[What you have to do] Pick out each line of the records that includes the string "stats", and copy it.

[Data section]
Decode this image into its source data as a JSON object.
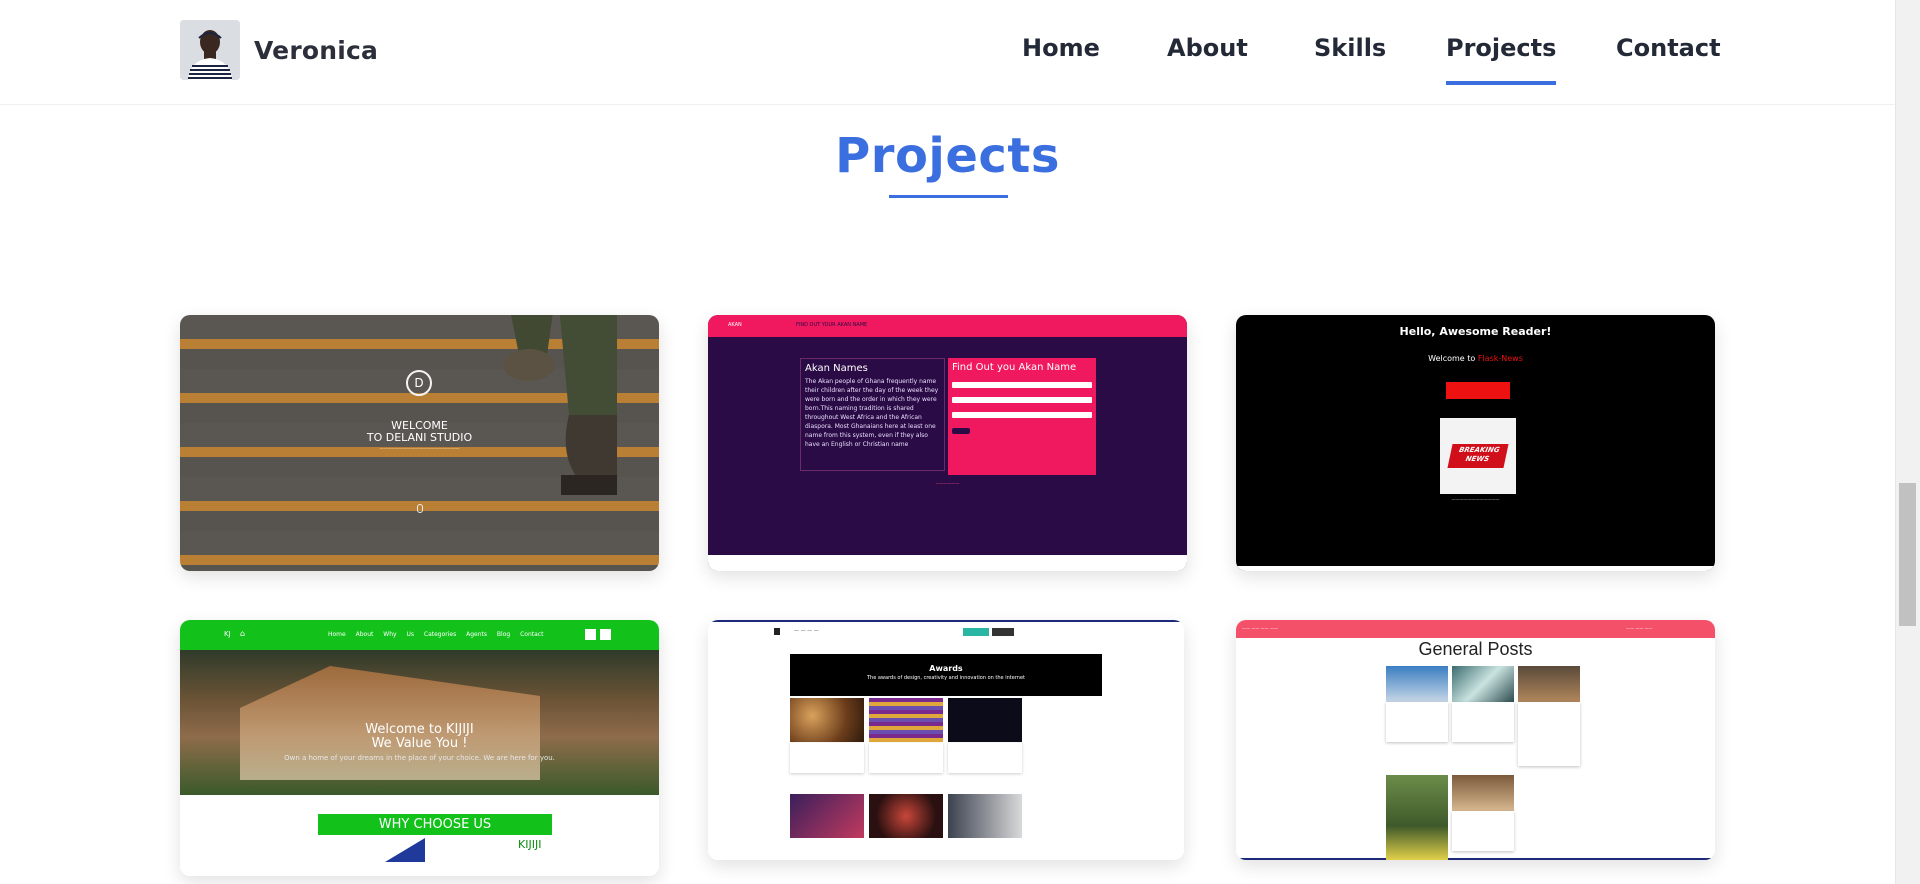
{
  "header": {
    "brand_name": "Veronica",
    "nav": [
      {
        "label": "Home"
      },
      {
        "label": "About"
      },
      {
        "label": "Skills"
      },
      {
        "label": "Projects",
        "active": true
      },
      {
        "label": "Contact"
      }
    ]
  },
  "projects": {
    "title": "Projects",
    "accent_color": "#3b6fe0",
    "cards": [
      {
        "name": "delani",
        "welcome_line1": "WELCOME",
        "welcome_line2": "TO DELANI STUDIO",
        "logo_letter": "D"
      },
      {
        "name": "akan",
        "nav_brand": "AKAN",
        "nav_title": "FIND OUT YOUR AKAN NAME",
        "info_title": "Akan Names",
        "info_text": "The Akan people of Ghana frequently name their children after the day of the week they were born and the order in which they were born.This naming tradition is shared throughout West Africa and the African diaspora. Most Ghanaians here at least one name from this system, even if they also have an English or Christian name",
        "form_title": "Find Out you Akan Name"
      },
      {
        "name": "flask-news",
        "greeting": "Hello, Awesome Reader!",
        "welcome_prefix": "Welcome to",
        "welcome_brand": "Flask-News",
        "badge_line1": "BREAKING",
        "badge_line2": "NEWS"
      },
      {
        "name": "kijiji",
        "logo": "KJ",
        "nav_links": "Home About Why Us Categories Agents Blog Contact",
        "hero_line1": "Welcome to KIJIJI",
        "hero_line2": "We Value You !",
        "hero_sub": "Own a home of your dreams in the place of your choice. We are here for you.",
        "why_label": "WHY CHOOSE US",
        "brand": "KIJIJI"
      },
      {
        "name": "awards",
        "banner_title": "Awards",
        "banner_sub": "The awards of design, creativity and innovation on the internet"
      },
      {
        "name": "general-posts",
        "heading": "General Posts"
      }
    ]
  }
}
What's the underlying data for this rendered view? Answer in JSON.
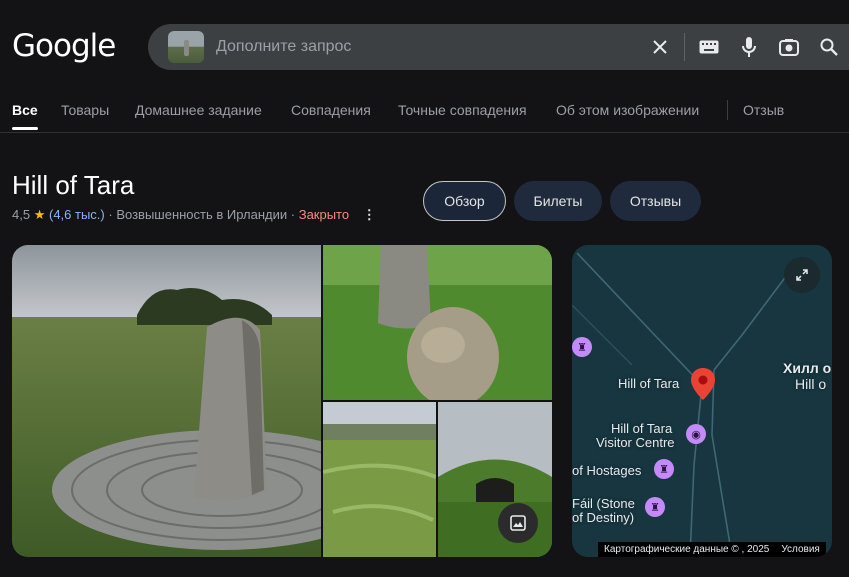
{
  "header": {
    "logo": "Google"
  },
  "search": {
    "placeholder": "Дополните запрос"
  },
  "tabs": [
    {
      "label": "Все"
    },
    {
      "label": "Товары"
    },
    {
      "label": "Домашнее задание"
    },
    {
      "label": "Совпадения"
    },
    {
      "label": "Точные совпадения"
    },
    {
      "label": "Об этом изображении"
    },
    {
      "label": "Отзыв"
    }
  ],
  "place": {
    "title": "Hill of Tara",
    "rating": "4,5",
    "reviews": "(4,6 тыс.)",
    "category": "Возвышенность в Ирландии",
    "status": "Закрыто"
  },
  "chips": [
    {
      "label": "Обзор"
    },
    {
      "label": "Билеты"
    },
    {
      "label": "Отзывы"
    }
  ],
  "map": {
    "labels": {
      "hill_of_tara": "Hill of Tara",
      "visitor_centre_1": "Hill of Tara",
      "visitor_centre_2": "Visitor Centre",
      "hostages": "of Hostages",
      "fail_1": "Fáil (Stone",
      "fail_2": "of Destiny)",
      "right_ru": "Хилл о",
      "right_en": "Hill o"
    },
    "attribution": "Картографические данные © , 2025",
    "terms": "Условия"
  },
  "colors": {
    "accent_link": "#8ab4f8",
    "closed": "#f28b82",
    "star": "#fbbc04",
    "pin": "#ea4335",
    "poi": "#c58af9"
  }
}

---

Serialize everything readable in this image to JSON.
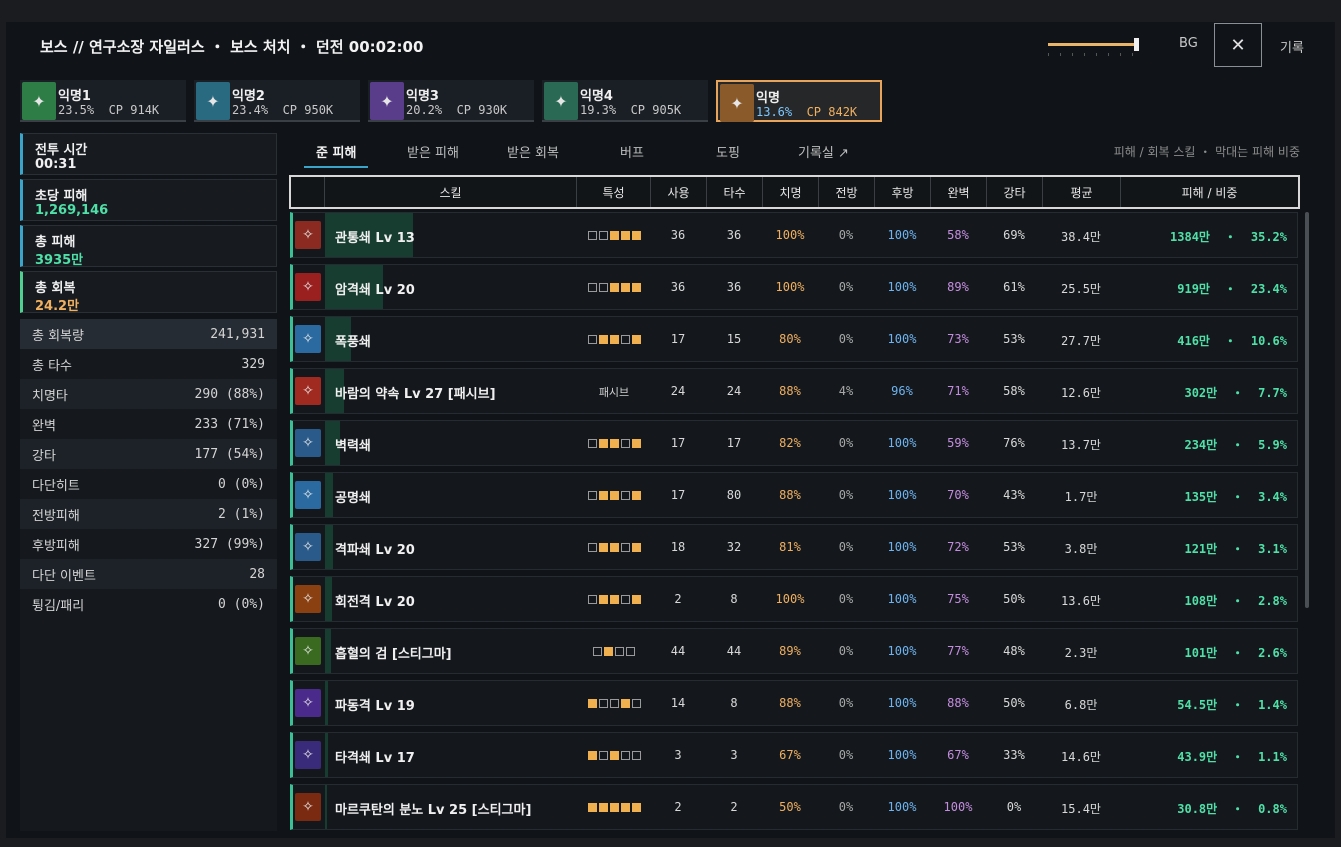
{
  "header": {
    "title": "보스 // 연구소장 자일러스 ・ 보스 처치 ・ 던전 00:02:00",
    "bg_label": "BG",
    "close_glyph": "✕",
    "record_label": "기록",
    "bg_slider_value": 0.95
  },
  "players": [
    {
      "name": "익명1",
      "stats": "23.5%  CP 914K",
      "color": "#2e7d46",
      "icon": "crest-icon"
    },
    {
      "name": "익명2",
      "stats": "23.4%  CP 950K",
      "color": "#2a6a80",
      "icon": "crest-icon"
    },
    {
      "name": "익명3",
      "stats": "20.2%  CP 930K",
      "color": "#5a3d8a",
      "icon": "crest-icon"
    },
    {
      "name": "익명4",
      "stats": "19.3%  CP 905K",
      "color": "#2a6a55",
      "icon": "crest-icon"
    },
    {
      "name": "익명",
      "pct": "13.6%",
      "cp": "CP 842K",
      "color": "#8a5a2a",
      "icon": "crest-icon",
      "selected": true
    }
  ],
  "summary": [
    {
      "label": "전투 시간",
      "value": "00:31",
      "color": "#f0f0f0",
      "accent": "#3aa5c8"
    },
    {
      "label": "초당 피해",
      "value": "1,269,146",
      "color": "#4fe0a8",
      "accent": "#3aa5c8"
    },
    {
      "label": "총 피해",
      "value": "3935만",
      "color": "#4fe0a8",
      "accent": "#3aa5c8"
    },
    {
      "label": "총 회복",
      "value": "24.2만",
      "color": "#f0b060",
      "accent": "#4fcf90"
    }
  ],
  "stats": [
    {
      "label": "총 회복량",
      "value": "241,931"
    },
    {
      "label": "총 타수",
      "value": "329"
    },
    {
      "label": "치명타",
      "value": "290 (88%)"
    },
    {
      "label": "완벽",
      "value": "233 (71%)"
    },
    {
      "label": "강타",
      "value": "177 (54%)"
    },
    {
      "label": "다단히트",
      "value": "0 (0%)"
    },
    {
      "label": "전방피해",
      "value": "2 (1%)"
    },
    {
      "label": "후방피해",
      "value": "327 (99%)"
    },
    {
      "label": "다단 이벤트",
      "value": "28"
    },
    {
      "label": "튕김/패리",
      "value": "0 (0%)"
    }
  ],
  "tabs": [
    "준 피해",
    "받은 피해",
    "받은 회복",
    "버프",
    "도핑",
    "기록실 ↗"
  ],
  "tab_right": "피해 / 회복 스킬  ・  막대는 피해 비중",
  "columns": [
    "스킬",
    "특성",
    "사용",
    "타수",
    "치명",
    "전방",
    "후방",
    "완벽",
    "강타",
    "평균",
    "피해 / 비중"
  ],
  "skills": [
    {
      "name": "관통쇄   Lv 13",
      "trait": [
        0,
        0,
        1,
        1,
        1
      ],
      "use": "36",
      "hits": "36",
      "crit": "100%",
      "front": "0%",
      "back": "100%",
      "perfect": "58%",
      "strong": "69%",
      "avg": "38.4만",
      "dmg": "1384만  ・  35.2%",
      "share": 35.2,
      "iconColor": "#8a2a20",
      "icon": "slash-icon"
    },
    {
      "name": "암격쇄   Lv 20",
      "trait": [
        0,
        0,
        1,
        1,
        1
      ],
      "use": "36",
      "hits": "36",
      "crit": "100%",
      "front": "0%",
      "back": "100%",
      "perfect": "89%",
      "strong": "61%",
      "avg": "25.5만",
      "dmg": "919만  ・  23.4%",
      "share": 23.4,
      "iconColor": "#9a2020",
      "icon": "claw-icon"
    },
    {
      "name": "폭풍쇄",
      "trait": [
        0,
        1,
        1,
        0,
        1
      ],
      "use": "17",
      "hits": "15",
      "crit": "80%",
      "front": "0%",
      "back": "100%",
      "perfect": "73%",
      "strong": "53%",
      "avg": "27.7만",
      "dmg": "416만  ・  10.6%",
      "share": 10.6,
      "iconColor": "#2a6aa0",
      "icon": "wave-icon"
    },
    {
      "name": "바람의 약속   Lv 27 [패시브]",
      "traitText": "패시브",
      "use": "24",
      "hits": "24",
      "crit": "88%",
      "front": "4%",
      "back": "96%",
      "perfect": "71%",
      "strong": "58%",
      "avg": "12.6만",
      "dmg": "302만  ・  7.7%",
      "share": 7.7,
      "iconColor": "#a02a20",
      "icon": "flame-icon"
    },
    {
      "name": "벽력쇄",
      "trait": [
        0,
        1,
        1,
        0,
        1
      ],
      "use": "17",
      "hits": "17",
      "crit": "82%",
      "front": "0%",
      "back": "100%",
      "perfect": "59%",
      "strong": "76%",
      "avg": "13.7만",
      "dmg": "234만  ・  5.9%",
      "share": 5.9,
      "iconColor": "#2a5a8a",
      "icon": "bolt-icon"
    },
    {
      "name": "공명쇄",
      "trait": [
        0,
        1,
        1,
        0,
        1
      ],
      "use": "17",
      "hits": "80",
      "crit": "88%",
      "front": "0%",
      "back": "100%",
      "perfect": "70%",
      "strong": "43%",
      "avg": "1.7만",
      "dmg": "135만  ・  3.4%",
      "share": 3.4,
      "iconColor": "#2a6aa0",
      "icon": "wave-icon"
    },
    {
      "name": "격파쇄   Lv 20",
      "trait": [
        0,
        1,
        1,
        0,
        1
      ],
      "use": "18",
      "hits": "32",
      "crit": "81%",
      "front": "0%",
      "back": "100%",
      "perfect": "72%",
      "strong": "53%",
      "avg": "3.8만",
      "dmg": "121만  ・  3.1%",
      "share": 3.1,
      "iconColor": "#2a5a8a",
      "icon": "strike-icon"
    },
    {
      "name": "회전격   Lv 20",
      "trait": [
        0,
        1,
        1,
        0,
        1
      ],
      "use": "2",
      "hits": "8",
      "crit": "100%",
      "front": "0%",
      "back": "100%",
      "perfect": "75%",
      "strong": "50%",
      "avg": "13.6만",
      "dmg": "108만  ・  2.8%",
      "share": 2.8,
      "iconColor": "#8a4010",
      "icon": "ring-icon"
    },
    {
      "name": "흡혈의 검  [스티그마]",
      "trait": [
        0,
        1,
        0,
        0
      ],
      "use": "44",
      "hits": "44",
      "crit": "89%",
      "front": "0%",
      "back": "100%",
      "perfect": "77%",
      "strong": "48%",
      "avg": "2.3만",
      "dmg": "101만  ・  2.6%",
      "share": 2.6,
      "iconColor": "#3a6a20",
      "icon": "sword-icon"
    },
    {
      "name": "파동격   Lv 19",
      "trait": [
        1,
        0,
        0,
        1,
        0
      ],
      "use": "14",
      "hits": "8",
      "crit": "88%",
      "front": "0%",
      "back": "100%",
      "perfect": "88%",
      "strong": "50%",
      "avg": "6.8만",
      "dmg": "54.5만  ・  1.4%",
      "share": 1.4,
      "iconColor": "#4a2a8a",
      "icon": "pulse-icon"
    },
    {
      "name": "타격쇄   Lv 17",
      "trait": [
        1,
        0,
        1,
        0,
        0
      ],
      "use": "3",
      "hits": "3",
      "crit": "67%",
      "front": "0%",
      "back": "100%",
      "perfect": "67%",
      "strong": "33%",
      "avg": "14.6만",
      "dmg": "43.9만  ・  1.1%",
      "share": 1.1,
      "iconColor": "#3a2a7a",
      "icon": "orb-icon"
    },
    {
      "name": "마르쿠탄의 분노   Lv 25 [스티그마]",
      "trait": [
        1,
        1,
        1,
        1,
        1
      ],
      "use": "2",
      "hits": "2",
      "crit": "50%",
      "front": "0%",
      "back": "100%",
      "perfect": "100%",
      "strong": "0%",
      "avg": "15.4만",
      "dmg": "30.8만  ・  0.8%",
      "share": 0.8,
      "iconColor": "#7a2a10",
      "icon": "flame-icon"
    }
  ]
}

[Task answer]
      "stats": "23.5%  CP 914K",
      "stats": "23.4%  CP 950K",
      "stats": "20.2%  CP 930K",
      "stats": "19.3%  CP 905K",
  "stats": [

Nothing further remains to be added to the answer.